Problem to work on: Each entry below should be returned exactly as is, with the pictures removed.

[Stored data entries]
-- start --
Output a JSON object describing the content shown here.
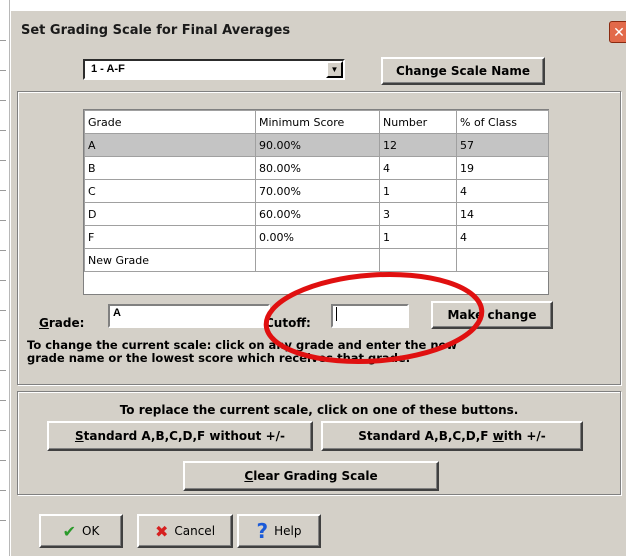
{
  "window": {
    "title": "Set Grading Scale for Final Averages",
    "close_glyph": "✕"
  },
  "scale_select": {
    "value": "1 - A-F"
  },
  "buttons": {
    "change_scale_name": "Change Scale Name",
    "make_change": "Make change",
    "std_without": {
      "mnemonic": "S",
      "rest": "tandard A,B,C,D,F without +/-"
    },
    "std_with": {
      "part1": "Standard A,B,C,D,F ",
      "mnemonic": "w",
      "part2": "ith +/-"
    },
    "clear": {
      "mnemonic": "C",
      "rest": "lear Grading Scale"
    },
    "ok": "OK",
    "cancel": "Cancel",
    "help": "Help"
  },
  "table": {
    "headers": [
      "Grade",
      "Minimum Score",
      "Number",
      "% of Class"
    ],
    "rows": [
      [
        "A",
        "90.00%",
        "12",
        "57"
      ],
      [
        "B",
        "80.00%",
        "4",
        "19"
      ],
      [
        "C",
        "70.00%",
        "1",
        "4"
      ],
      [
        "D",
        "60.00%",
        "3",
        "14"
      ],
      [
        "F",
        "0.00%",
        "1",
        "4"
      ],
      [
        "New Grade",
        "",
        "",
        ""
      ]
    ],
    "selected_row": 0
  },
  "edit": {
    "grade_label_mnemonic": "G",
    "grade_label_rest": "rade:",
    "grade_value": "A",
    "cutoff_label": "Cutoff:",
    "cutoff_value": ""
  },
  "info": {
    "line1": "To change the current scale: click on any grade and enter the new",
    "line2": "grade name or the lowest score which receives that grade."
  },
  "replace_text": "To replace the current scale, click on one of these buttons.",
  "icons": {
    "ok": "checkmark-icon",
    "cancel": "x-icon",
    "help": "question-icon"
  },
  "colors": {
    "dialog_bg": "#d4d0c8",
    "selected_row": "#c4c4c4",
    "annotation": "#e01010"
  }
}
-- end --
Output of the task:
Output a JSON object describing the content shown here.
{
  "window": {
    "title": "Set Grading Scale for Final Averages",
    "close_glyph": "✕"
  },
  "scale_select": {
    "value": "1 - A-F"
  },
  "buttons": {
    "change_scale_name": "Change Scale Name",
    "make_change": "Make change",
    "std_without": {
      "mnemonic": "S",
      "rest": "tandard A,B,C,D,F without +/-"
    },
    "std_with": {
      "part1": "Standard A,B,C,D,F ",
      "mnemonic": "w",
      "part2": "ith +/-"
    },
    "clear": {
      "mnemonic": "C",
      "rest": "lear Grading Scale"
    },
    "ok": "OK",
    "cancel": "Cancel",
    "help": "Help"
  },
  "table": {
    "headers": [
      "Grade",
      "Minimum Score",
      "Number",
      "% of Class"
    ],
    "rows": [
      [
        "A",
        "90.00%",
        "12",
        "57"
      ],
      [
        "B",
        "80.00%",
        "4",
        "19"
      ],
      [
        "C",
        "70.00%",
        "1",
        "4"
      ],
      [
        "D",
        "60.00%",
        "3",
        "14"
      ],
      [
        "F",
        "0.00%",
        "1",
        "4"
      ],
      [
        "New Grade",
        "",
        "",
        ""
      ]
    ],
    "selected_row": 0
  },
  "edit": {
    "grade_label_mnemonic": "G",
    "grade_label_rest": "rade:",
    "grade_value": "A",
    "cutoff_label": "Cutoff:",
    "cutoff_value": ""
  },
  "info": {
    "line1": "To change the current scale: click on any grade and enter the new",
    "line2": "grade name or the lowest score which receives that grade."
  },
  "replace_text": "To replace the current scale, click on one of these buttons.",
  "icons": {
    "ok": "checkmark-icon",
    "cancel": "x-icon",
    "help": "question-icon"
  },
  "colors": {
    "dialog_bg": "#d4d0c8",
    "selected_row": "#c4c4c4",
    "annotation": "#e01010"
  }
}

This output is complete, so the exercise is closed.